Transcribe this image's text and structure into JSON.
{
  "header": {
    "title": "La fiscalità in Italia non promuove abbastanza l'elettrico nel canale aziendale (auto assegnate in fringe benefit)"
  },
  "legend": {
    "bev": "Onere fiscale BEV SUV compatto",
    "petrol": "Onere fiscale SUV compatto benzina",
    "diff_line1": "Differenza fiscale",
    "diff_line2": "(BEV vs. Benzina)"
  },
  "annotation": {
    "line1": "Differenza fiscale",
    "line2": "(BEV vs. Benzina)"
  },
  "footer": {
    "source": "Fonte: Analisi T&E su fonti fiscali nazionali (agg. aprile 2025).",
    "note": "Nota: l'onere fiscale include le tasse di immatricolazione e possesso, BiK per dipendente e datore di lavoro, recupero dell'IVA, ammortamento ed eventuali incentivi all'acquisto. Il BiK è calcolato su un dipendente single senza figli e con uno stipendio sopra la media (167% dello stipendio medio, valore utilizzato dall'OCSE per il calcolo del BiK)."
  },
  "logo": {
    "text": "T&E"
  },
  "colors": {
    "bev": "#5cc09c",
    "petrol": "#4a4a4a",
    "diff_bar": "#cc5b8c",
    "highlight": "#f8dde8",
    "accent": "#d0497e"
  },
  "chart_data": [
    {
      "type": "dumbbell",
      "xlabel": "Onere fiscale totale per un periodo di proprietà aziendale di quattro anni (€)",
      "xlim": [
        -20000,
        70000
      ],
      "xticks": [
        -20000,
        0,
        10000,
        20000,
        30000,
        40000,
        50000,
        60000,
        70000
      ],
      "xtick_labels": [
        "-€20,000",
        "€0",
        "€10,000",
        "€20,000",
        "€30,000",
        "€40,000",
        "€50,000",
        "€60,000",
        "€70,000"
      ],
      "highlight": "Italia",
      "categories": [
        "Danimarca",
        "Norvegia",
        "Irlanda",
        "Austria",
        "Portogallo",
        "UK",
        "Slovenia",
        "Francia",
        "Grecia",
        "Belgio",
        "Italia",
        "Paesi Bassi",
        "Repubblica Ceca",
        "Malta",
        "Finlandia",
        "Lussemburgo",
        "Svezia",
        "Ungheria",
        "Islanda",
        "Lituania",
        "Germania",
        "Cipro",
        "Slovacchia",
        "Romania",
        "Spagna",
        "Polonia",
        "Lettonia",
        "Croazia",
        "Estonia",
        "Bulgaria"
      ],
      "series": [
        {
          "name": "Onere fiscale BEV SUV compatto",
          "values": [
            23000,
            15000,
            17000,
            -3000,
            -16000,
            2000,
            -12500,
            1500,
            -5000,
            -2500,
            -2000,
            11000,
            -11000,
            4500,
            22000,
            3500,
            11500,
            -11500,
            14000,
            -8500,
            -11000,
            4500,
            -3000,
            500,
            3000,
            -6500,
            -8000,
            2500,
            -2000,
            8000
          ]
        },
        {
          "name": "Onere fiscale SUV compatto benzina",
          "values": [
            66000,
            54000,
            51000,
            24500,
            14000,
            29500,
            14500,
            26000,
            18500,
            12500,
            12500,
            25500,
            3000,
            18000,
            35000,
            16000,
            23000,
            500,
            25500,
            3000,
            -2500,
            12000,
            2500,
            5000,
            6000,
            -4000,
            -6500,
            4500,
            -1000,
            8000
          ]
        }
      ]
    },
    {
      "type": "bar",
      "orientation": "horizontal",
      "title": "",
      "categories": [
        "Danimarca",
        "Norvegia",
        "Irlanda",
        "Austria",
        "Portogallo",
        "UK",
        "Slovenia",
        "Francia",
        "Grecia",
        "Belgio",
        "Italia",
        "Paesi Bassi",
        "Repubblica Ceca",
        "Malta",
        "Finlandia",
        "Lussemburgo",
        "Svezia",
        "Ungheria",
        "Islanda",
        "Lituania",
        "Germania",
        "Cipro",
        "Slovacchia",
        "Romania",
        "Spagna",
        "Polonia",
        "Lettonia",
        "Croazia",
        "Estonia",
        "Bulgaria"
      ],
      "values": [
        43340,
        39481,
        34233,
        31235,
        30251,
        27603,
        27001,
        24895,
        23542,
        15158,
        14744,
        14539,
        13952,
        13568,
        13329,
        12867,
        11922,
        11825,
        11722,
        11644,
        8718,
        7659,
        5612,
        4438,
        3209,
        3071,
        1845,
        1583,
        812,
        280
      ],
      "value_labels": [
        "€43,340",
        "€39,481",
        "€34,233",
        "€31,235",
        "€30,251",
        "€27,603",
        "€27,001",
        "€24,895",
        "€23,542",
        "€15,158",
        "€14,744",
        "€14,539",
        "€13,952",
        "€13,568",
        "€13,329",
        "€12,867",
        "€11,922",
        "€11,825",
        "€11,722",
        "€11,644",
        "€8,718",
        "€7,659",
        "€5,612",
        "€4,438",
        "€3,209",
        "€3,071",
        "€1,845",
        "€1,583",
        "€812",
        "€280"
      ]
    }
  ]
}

--

Task instructions
Print the material above once more, exactly.

Problem solution
Transcribe this image's text and structure into JSON.
{
  "header": {
    "title": "La fiscalità in Italia non promuove abbastanza l'elettrico nel canale aziendale (auto assegnate in fringe benefit)"
  },
  "legend": {
    "bev": "Onere fiscale BEV SUV compatto",
    "petrol": "Onere fiscale SUV compatto benzina",
    "diff_line1": "Differenza fiscale",
    "diff_line2": "(BEV vs. Benzina)"
  },
  "annotation": {
    "line1": "Differenza fiscale",
    "line2": "(BEV vs. Benzina)"
  },
  "footer": {
    "source": "Fonte: Analisi T&E su fonti fiscali nazionali (agg. aprile 2025).",
    "note": "Nota: l'onere fiscale include le tasse di immatricolazione e possesso, BiK per dipendente e datore di lavoro, recupero dell'IVA, ammortamento ed eventuali incentivi all'acquisto. Il BiK è calcolato su un dipendente single senza figli e con uno stipendio sopra la media (167% dello stipendio medio, valore utilizzato dall'OCSE per il calcolo del BiK)."
  },
  "logo": {
    "text": "T&E"
  },
  "colors": {
    "bev": "#5cc09c",
    "petrol": "#4a4a4a",
    "diff_bar": "#cc5b8c",
    "highlight": "#f8dde8",
    "accent": "#d0497e"
  },
  "chart_data": [
    {
      "type": "dumbbell",
      "xlabel": "Onere fiscale totale per un periodo di proprietà aziendale di quattro anni (€)",
      "xlim": [
        -20000,
        70000
      ],
      "xticks": [
        -20000,
        0,
        10000,
        20000,
        30000,
        40000,
        50000,
        60000,
        70000
      ],
      "xtick_labels": [
        "-€20,000",
        "€0",
        "€10,000",
        "€20,000",
        "€30,000",
        "€40,000",
        "€50,000",
        "€60,000",
        "€70,000"
      ],
      "highlight": "Italia",
      "categories": [
        "Danimarca",
        "Norvegia",
        "Irlanda",
        "Austria",
        "Portogallo",
        "UK",
        "Slovenia",
        "Francia",
        "Grecia",
        "Belgio",
        "Italia",
        "Paesi Bassi",
        "Repubblica Ceca",
        "Malta",
        "Finlandia",
        "Lussemburgo",
        "Svezia",
        "Ungheria",
        "Islanda",
        "Lituania",
        "Germania",
        "Cipro",
        "Slovacchia",
        "Romania",
        "Spagna",
        "Polonia",
        "Lettonia",
        "Croazia",
        "Estonia",
        "Bulgaria"
      ],
      "series": [
        {
          "name": "Onere fiscale BEV SUV compatto",
          "values": [
            23000,
            15000,
            17000,
            -3000,
            -16000,
            2000,
            -12500,
            1500,
            -5000,
            -2500,
            -2000,
            11000,
            -11000,
            4500,
            22000,
            3500,
            11500,
            -11500,
            14000,
            -8500,
            -11000,
            4500,
            -3000,
            500,
            3000,
            -6500,
            -8000,
            2500,
            -2000,
            8000
          ]
        },
        {
          "name": "Onere fiscale SUV compatto benzina",
          "values": [
            66000,
            54000,
            51000,
            24500,
            14000,
            29500,
            14500,
            26000,
            18500,
            12500,
            12500,
            25500,
            3000,
            18000,
            35000,
            16000,
            23000,
            500,
            25500,
            3000,
            -2500,
            12000,
            2500,
            5000,
            6000,
            -4000,
            -6500,
            4500,
            -1000,
            8000
          ]
        }
      ]
    },
    {
      "type": "bar",
      "orientation": "horizontal",
      "title": "",
      "categories": [
        "Danimarca",
        "Norvegia",
        "Irlanda",
        "Austria",
        "Portogallo",
        "UK",
        "Slovenia",
        "Francia",
        "Grecia",
        "Belgio",
        "Italia",
        "Paesi Bassi",
        "Repubblica Ceca",
        "Malta",
        "Finlandia",
        "Lussemburgo",
        "Svezia",
        "Ungheria",
        "Islanda",
        "Lituania",
        "Germania",
        "Cipro",
        "Slovacchia",
        "Romania",
        "Spagna",
        "Polonia",
        "Lettonia",
        "Croazia",
        "Estonia",
        "Bulgaria"
      ],
      "values": [
        43340,
        39481,
        34233,
        31235,
        30251,
        27603,
        27001,
        24895,
        23542,
        15158,
        14744,
        14539,
        13952,
        13568,
        13329,
        12867,
        11922,
        11825,
        11722,
        11644,
        8718,
        7659,
        5612,
        4438,
        3209,
        3071,
        1845,
        1583,
        812,
        280
      ],
      "value_labels": [
        "€43,340",
        "€39,481",
        "€34,233",
        "€31,235",
        "€30,251",
        "€27,603",
        "€27,001",
        "€24,895",
        "€23,542",
        "€15,158",
        "€14,744",
        "€14,539",
        "€13,952",
        "€13,568",
        "€13,329",
        "€12,867",
        "€11,922",
        "€11,825",
        "€11,722",
        "€11,644",
        "€8,718",
        "€7,659",
        "€5,612",
        "€4,438",
        "€3,209",
        "€3,071",
        "€1,845",
        "€1,583",
        "€812",
        "€280"
      ]
    }
  ]
}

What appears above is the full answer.